__Text block__.
_ _ _ _ _

# Reflections and linear mappings in $\mathbb{R}^3$

I'd like to construct a specific linear map in matrix form, and I know how to get through most of the problem, but I'm not sure how to handle the last step.

The linear map is the rotation by $\frac{5\pi}{6}$ about the main diagonal (spanned by the vector $(1,1,1)^T$), taken counterclockwise as you look toward the origin, followed by the reflection in the plane with equation $x+y+z=0$. To do the rotation part, I just need to use the Rodrigues' rotation formula, which after a little bit of work gives $$\begin{bmatrix} 1 & -\frac{\sqrt{3}+1}{2} & \frac{\sqrt{3}+1}{2} \\ \frac{\sqrt{3}+1}{2} & 1 & -\frac{\sqrt{3}+1}{2} \\ -\frac{\sqrt{3}+1}{2} & \frac{\sqrt{3}+1}{2} & 1 \end{bmatrix}$$ My question now is how to handle the reflection. I don't think that it's as easy as negating the $y$ and $z$ coordinates, but that's the only thing I can think of (this thinking comes from rearranging the equation of the plane). Is there a general way to handle reflections across planes in $\mathbb{R}^3$?

_ _ _ _ _

[Element location listings]
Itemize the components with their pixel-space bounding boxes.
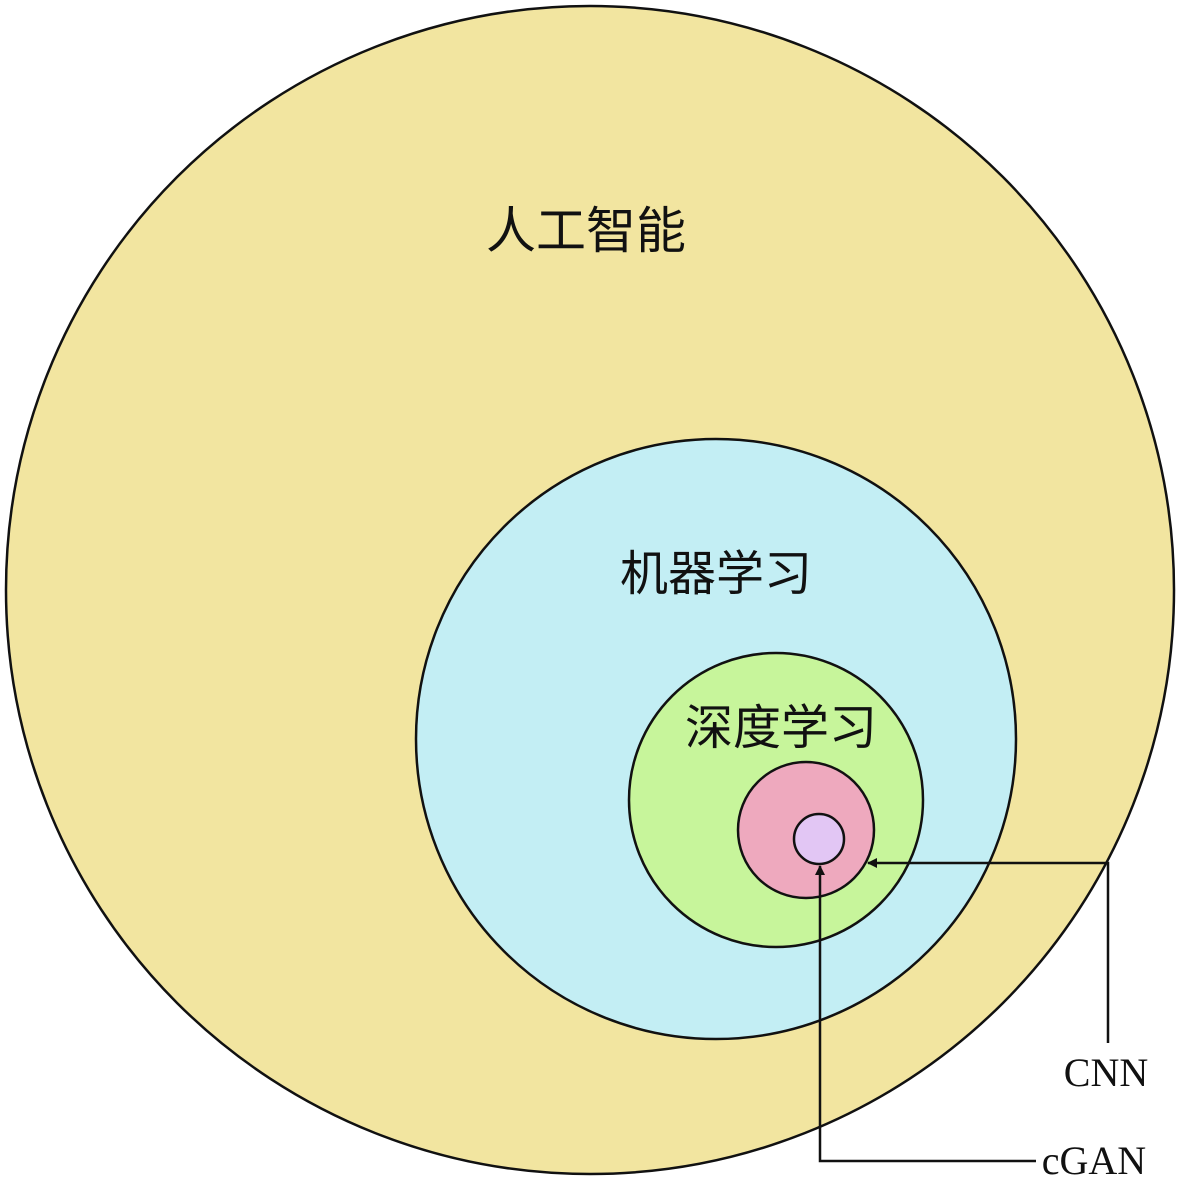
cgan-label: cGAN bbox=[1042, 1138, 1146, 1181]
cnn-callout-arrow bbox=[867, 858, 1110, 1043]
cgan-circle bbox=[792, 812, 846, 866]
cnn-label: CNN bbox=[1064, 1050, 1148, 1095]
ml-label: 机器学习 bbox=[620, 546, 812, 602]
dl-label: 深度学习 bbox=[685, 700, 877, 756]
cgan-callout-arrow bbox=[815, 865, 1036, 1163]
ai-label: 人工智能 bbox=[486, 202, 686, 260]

_ _ _ _ _

__Problems__.
(A) In the post on reflections in R^3, which formula is used to handle the rotation part of the map?
(B) Explain in one to three sentences where, according to the post on reflections in R^3, the idea of negating the y and z coordinates comes from.
(C) Please write out the post on reflections in R^3 word for word, starting with "# Reflections and" and going on through "the last step.".

__Answers in order__.
(A) Rodrigues' rotation formula.

(B) The idea comes from rearranging the equation of the plane x+y+z=0. It was the only approach the asker could think of, though the asker doubted the reflection was that simple.

(C)
# Reflections and linear mappings in $\mathbb{R}^3$

I'd like to construct a specific linear map in matrix form, and I know how to get through most of the problem, but I'm not sure how to handle the last step.